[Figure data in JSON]
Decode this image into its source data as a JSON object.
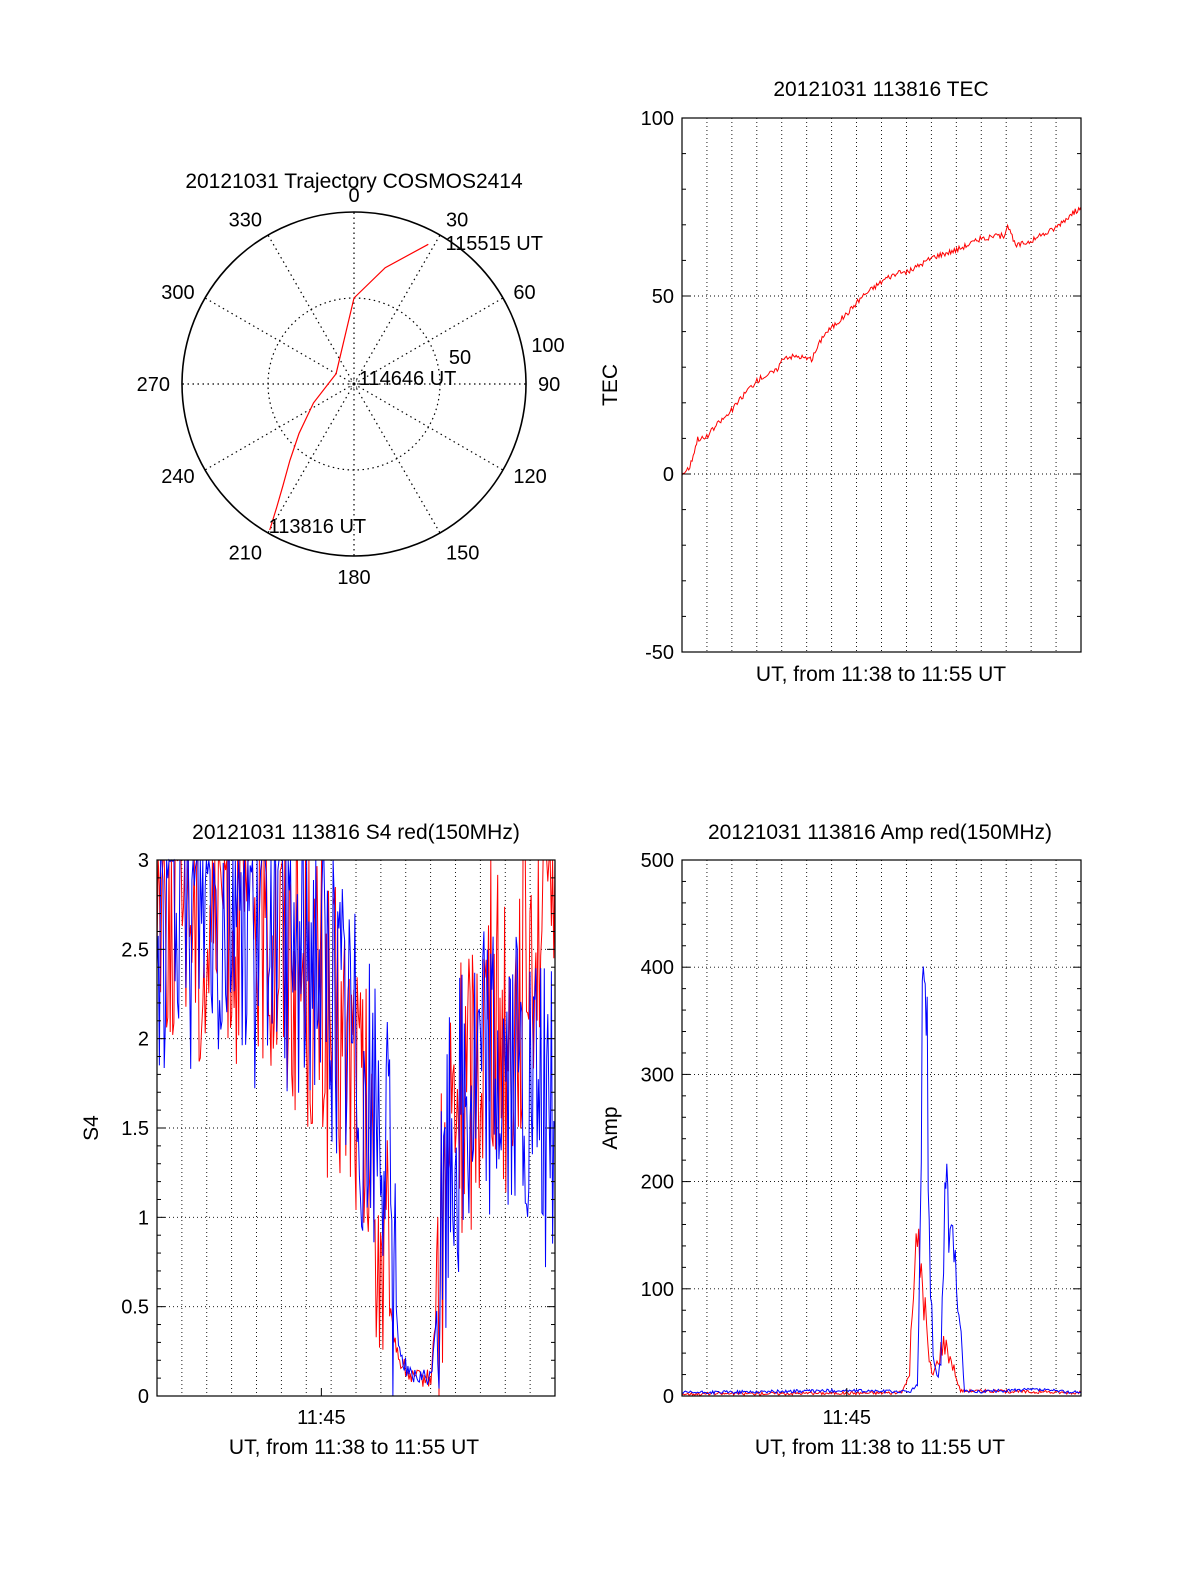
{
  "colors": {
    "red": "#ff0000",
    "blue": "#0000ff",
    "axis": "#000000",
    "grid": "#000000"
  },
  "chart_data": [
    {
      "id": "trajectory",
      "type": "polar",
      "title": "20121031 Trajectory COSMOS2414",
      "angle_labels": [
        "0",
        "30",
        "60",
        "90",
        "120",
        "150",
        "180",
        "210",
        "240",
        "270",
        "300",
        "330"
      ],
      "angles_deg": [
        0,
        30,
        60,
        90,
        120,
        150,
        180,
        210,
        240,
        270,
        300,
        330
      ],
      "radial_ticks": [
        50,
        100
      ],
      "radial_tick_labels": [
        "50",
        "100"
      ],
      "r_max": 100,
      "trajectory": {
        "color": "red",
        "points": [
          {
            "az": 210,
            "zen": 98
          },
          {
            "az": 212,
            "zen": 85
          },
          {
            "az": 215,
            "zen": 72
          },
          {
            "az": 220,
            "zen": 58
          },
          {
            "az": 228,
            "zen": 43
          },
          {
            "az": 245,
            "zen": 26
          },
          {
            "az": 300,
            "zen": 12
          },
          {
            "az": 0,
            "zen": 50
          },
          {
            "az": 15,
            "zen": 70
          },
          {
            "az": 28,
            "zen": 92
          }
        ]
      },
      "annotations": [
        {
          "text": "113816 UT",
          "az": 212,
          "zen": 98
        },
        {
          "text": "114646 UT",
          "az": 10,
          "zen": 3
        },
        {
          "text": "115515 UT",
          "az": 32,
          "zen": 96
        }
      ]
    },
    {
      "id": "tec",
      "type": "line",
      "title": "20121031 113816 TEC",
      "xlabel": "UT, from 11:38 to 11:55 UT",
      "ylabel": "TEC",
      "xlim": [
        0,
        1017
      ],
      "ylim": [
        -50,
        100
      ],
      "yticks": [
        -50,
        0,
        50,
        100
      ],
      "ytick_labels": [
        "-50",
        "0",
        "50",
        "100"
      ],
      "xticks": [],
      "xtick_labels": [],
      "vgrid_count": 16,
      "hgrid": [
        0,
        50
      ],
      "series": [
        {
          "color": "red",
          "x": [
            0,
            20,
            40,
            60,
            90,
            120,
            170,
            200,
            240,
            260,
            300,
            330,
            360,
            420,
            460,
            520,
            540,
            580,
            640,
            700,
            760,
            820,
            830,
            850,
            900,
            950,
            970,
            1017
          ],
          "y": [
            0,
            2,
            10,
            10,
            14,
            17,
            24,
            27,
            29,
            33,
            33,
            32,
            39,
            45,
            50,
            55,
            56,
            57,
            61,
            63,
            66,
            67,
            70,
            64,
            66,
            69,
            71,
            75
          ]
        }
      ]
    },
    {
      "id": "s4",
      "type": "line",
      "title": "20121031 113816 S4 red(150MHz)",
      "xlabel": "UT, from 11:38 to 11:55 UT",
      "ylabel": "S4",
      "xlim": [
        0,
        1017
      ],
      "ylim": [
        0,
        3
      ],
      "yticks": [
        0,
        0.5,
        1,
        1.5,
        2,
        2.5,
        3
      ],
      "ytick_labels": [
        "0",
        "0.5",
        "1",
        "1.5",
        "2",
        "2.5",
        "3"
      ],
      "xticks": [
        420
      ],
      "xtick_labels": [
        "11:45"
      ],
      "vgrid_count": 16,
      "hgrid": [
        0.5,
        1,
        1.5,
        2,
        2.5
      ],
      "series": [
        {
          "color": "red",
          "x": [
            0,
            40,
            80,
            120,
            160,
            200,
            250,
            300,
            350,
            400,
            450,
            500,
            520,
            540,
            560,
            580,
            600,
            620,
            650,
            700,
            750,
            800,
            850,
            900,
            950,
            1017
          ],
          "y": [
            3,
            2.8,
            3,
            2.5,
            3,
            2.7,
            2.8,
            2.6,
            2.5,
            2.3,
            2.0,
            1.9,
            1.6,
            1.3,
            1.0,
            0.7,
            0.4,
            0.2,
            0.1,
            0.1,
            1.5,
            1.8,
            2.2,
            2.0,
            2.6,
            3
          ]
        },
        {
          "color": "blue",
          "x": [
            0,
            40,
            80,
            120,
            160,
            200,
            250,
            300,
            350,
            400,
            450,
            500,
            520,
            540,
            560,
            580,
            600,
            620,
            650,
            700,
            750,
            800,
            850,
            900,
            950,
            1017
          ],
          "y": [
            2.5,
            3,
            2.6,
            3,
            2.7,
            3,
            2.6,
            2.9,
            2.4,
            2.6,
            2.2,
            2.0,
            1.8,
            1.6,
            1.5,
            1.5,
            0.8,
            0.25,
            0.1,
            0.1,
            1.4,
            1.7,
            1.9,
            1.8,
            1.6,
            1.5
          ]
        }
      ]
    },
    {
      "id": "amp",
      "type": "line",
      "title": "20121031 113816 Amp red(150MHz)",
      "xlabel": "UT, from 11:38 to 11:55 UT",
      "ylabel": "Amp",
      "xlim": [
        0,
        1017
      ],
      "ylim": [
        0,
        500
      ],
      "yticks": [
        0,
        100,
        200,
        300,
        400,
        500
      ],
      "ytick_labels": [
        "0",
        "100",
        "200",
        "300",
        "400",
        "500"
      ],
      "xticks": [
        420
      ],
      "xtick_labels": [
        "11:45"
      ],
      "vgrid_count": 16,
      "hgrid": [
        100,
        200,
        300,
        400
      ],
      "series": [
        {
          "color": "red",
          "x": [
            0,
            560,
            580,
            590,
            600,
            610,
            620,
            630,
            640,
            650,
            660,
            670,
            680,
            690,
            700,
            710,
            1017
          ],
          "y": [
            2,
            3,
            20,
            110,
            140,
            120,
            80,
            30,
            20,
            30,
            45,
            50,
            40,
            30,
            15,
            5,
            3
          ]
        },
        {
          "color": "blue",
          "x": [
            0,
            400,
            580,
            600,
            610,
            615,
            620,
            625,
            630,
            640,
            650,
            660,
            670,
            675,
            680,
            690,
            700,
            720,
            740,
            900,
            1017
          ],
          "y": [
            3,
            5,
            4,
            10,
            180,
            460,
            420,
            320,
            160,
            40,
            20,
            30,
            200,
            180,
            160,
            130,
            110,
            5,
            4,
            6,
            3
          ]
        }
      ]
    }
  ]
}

**EXERCISE:** Reproduce each entry precisely. Leave the pictures out.

**ANSWER TO THIS TASK:**
Decode this image into its source data as a JSON object.
{
  "colors": {
    "red": "#ff0000",
    "blue": "#0000ff",
    "axis": "#000000",
    "grid": "#000000"
  },
  "chart_data": [
    {
      "id": "trajectory",
      "type": "polar",
      "title": "20121031 Trajectory COSMOS2414",
      "angle_labels": [
        "0",
        "30",
        "60",
        "90",
        "120",
        "150",
        "180",
        "210",
        "240",
        "270",
        "300",
        "330"
      ],
      "angles_deg": [
        0,
        30,
        60,
        90,
        120,
        150,
        180,
        210,
        240,
        270,
        300,
        330
      ],
      "radial_ticks": [
        50,
        100
      ],
      "radial_tick_labels": [
        "50",
        "100"
      ],
      "r_max": 100,
      "trajectory": {
        "color": "red",
        "points": [
          {
            "az": 210,
            "zen": 98
          },
          {
            "az": 212,
            "zen": 85
          },
          {
            "az": 215,
            "zen": 72
          },
          {
            "az": 220,
            "zen": 58
          },
          {
            "az": 228,
            "zen": 43
          },
          {
            "az": 245,
            "zen": 26
          },
          {
            "az": 300,
            "zen": 12
          },
          {
            "az": 0,
            "zen": 50
          },
          {
            "az": 15,
            "zen": 70
          },
          {
            "az": 28,
            "zen": 92
          }
        ]
      },
      "annotations": [
        {
          "text": "113816 UT",
          "az": 212,
          "zen": 98
        },
        {
          "text": "114646 UT",
          "az": 10,
          "zen": 3
        },
        {
          "text": "115515 UT",
          "az": 32,
          "zen": 96
        }
      ]
    },
    {
      "id": "tec",
      "type": "line",
      "title": "20121031 113816 TEC",
      "xlabel": "UT, from 11:38 to 11:55 UT",
      "ylabel": "TEC",
      "xlim": [
        0,
        1017
      ],
      "ylim": [
        -50,
        100
      ],
      "yticks": [
        -50,
        0,
        50,
        100
      ],
      "ytick_labels": [
        "-50",
        "0",
        "50",
        "100"
      ],
      "xticks": [],
      "xtick_labels": [],
      "vgrid_count": 16,
      "hgrid": [
        0,
        50
      ],
      "series": [
        {
          "color": "red",
          "x": [
            0,
            20,
            40,
            60,
            90,
            120,
            170,
            200,
            240,
            260,
            300,
            330,
            360,
            420,
            460,
            520,
            540,
            580,
            640,
            700,
            760,
            820,
            830,
            850,
            900,
            950,
            970,
            1017
          ],
          "y": [
            0,
            2,
            10,
            10,
            14,
            17,
            24,
            27,
            29,
            33,
            33,
            32,
            39,
            45,
            50,
            55,
            56,
            57,
            61,
            63,
            66,
            67,
            70,
            64,
            66,
            69,
            71,
            75
          ]
        }
      ]
    },
    {
      "id": "s4",
      "type": "line",
      "title": "20121031 113816 S4 red(150MHz)",
      "xlabel": "UT, from 11:38 to 11:55 UT",
      "ylabel": "S4",
      "xlim": [
        0,
        1017
      ],
      "ylim": [
        0,
        3
      ],
      "yticks": [
        0,
        0.5,
        1,
        1.5,
        2,
        2.5,
        3
      ],
      "ytick_labels": [
        "0",
        "0.5",
        "1",
        "1.5",
        "2",
        "2.5",
        "3"
      ],
      "xticks": [
        420
      ],
      "xtick_labels": [
        "11:45"
      ],
      "vgrid_count": 16,
      "hgrid": [
        0.5,
        1,
        1.5,
        2,
        2.5
      ],
      "series": [
        {
          "color": "red",
          "x": [
            0,
            40,
            80,
            120,
            160,
            200,
            250,
            300,
            350,
            400,
            450,
            500,
            520,
            540,
            560,
            580,
            600,
            620,
            650,
            700,
            750,
            800,
            850,
            900,
            950,
            1017
          ],
          "y": [
            3,
            2.8,
            3,
            2.5,
            3,
            2.7,
            2.8,
            2.6,
            2.5,
            2.3,
            2.0,
            1.9,
            1.6,
            1.3,
            1.0,
            0.7,
            0.4,
            0.2,
            0.1,
            0.1,
            1.5,
            1.8,
            2.2,
            2.0,
            2.6,
            3
          ]
        },
        {
          "color": "blue",
          "x": [
            0,
            40,
            80,
            120,
            160,
            200,
            250,
            300,
            350,
            400,
            450,
            500,
            520,
            540,
            560,
            580,
            600,
            620,
            650,
            700,
            750,
            800,
            850,
            900,
            950,
            1017
          ],
          "y": [
            2.5,
            3,
            2.6,
            3,
            2.7,
            3,
            2.6,
            2.9,
            2.4,
            2.6,
            2.2,
            2.0,
            1.8,
            1.6,
            1.5,
            1.5,
            0.8,
            0.25,
            0.1,
            0.1,
            1.4,
            1.7,
            1.9,
            1.8,
            1.6,
            1.5
          ]
        }
      ]
    },
    {
      "id": "amp",
      "type": "line",
      "title": "20121031 113816 Amp red(150MHz)",
      "xlabel": "UT, from 11:38 to 11:55 UT",
      "ylabel": "Amp",
      "xlim": [
        0,
        1017
      ],
      "ylim": [
        0,
        500
      ],
      "yticks": [
        0,
        100,
        200,
        300,
        400,
        500
      ],
      "ytick_labels": [
        "0",
        "100",
        "200",
        "300",
        "400",
        "500"
      ],
      "xticks": [
        420
      ],
      "xtick_labels": [
        "11:45"
      ],
      "vgrid_count": 16,
      "hgrid": [
        100,
        200,
        300,
        400
      ],
      "series": [
        {
          "color": "red",
          "x": [
            0,
            560,
            580,
            590,
            600,
            610,
            620,
            630,
            640,
            650,
            660,
            670,
            680,
            690,
            700,
            710,
            1017
          ],
          "y": [
            2,
            3,
            20,
            110,
            140,
            120,
            80,
            30,
            20,
            30,
            45,
            50,
            40,
            30,
            15,
            5,
            3
          ]
        },
        {
          "color": "blue",
          "x": [
            0,
            400,
            580,
            600,
            610,
            615,
            620,
            625,
            630,
            640,
            650,
            660,
            670,
            675,
            680,
            690,
            700,
            720,
            740,
            900,
            1017
          ],
          "y": [
            3,
            5,
            4,
            10,
            180,
            460,
            420,
            320,
            160,
            40,
            20,
            30,
            200,
            180,
            160,
            130,
            110,
            5,
            4,
            6,
            3
          ]
        }
      ]
    }
  ]
}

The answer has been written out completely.